ROWS:
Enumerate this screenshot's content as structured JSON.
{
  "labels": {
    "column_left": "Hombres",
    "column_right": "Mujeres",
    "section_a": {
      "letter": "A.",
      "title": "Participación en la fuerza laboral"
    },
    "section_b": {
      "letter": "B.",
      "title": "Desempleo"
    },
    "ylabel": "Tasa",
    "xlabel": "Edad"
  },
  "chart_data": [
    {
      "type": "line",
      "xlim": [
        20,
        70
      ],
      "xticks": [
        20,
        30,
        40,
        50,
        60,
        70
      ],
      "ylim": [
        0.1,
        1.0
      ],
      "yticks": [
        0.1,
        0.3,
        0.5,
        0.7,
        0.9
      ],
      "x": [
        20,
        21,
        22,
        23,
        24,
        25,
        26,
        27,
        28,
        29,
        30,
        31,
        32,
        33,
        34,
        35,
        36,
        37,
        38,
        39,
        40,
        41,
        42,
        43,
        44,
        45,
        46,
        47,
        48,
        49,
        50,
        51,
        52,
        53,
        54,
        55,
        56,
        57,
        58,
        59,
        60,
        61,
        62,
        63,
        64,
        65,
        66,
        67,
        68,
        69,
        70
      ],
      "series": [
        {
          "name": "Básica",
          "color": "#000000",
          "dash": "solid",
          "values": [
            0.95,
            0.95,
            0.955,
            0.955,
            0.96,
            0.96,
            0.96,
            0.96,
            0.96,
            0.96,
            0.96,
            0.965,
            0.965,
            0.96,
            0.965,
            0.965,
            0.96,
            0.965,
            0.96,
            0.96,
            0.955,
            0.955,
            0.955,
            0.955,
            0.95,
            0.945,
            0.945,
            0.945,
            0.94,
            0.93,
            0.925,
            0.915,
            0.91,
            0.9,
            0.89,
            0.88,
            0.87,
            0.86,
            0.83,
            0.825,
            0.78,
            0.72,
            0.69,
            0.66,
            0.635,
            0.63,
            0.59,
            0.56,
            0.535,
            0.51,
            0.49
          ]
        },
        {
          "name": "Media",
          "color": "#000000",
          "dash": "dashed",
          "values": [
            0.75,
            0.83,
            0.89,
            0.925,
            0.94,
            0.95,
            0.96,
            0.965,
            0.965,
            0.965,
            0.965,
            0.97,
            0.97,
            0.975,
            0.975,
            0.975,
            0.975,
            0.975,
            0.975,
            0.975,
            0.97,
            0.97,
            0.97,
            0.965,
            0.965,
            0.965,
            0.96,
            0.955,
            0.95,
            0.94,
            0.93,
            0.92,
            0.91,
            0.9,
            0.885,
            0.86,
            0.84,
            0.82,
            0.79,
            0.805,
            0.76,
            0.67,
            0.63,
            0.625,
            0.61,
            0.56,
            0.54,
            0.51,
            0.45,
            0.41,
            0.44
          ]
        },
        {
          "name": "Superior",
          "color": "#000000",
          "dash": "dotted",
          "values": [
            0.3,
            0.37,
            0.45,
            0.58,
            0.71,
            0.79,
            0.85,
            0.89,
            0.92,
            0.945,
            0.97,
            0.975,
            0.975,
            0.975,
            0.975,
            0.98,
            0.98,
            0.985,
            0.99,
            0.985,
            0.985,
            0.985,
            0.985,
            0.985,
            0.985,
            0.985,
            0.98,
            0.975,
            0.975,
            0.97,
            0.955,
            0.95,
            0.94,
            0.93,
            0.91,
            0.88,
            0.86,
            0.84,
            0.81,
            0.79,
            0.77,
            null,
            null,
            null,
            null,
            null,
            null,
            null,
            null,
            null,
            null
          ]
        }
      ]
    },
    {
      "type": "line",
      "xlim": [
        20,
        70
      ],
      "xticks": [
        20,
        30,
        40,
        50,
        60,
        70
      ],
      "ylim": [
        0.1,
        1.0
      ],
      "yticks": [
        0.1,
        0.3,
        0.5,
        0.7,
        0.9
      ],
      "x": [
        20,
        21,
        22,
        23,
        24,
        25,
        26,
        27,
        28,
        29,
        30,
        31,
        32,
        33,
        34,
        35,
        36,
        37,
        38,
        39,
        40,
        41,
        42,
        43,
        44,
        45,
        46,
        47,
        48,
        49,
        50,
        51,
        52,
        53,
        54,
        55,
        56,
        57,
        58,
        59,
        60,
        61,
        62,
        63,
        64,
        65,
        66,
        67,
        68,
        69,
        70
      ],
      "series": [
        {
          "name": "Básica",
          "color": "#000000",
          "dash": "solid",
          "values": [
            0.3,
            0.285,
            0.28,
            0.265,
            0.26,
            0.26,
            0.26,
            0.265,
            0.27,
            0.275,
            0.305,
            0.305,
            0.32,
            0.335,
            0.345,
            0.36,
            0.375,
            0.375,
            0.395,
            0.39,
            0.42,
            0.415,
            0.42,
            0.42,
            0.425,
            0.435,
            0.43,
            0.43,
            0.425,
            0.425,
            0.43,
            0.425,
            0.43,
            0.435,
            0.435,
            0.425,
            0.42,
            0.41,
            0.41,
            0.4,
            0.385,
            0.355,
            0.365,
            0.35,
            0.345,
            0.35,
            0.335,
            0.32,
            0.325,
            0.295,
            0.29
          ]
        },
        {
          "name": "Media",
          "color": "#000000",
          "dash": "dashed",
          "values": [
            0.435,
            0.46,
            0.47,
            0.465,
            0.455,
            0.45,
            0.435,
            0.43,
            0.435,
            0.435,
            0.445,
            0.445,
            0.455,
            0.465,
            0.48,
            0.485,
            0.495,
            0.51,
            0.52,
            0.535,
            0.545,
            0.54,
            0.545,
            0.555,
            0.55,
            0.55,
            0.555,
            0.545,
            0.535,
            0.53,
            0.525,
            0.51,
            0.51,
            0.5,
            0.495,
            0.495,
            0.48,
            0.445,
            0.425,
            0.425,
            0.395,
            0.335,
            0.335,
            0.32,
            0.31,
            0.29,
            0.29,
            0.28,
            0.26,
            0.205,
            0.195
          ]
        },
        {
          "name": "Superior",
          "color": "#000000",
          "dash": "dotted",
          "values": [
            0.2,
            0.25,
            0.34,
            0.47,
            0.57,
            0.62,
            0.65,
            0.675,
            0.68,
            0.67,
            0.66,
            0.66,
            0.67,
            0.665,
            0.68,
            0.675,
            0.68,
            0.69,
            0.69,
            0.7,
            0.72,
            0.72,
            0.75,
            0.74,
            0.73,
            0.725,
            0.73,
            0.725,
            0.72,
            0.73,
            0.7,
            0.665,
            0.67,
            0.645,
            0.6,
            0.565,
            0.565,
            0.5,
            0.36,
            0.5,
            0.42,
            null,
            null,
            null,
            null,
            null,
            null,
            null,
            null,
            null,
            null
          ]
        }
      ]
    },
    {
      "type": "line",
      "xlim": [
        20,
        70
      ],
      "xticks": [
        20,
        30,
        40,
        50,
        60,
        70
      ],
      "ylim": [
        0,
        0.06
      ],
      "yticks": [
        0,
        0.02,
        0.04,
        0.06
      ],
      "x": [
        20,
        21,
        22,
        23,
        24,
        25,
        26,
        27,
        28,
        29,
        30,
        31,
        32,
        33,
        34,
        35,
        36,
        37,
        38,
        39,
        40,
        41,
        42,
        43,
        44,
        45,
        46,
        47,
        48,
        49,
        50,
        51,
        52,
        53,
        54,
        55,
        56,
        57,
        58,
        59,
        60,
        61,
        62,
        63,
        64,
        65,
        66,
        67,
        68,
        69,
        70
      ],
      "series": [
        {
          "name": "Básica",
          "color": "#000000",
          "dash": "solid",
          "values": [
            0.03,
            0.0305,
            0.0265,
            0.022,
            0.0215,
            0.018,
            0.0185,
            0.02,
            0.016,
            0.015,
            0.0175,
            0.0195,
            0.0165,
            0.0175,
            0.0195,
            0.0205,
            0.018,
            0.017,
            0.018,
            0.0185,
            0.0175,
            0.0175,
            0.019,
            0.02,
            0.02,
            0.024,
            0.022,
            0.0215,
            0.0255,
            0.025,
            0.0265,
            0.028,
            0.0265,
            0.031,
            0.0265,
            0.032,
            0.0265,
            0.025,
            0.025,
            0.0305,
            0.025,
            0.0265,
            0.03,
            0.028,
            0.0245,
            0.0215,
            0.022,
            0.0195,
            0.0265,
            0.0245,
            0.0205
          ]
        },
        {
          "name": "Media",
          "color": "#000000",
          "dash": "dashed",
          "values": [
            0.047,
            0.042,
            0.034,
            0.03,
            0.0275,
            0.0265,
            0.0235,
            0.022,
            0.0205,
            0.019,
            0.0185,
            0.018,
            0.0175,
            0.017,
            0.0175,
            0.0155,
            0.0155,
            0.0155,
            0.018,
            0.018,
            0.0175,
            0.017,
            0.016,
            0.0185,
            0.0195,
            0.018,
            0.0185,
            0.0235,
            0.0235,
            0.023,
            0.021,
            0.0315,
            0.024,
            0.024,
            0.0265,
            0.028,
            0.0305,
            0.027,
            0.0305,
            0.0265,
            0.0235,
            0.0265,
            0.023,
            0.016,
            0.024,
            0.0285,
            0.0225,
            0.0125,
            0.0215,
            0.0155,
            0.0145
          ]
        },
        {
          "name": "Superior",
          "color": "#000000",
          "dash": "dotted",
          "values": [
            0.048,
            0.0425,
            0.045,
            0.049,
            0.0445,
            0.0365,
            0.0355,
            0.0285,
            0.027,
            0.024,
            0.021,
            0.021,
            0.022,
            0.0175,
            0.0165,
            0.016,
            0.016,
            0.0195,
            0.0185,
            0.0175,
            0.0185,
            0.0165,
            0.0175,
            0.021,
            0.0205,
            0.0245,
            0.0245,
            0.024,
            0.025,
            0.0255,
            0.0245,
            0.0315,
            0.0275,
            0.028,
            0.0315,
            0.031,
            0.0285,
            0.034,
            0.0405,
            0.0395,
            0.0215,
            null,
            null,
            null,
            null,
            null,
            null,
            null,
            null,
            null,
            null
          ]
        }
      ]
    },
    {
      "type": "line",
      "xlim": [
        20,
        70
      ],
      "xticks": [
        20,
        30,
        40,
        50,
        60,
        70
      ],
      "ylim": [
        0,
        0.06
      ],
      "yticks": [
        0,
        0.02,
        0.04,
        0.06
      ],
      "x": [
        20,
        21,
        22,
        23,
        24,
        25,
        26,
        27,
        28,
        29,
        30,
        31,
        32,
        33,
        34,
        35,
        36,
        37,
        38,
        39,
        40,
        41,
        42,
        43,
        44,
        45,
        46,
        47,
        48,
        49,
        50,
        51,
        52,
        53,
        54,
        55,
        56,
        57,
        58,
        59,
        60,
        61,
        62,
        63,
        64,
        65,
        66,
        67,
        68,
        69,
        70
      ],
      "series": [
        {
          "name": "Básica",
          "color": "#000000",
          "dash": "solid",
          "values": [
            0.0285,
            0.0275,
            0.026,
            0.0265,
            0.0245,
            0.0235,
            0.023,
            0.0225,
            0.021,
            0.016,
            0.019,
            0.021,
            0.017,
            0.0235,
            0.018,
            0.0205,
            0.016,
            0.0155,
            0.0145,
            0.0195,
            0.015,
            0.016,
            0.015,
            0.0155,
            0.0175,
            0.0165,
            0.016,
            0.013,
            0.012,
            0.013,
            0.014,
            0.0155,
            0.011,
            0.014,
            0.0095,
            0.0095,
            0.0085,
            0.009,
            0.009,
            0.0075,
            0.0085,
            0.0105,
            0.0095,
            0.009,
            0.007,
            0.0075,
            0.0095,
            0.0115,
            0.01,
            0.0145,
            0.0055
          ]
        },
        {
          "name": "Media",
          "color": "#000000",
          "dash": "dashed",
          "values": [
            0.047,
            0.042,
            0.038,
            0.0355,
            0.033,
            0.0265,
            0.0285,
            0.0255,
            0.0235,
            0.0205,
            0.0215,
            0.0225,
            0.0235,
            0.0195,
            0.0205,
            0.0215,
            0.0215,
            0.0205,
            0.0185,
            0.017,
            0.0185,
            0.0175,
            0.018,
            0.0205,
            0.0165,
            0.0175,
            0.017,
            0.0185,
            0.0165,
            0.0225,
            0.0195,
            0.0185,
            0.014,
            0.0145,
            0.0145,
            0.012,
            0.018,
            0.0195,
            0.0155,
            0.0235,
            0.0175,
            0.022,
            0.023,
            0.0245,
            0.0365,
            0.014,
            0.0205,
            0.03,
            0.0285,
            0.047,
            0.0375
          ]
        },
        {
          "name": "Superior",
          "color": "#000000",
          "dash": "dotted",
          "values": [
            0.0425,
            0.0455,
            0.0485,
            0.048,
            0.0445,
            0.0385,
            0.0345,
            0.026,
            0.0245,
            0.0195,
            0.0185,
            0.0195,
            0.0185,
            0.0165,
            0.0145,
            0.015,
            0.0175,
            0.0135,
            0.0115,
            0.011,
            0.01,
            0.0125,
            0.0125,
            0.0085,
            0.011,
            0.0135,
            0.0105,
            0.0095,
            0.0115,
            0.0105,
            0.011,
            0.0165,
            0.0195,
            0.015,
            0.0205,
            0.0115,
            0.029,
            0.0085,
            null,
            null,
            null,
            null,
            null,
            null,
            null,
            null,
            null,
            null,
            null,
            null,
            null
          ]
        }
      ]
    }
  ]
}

REQUIREMENTS:
Gather each line in the data that holds the string "title".

SOLUTION TO THIS EXERCISE:
      "title": "Participación en la fuerza laboral"
      "title": "Desempleo"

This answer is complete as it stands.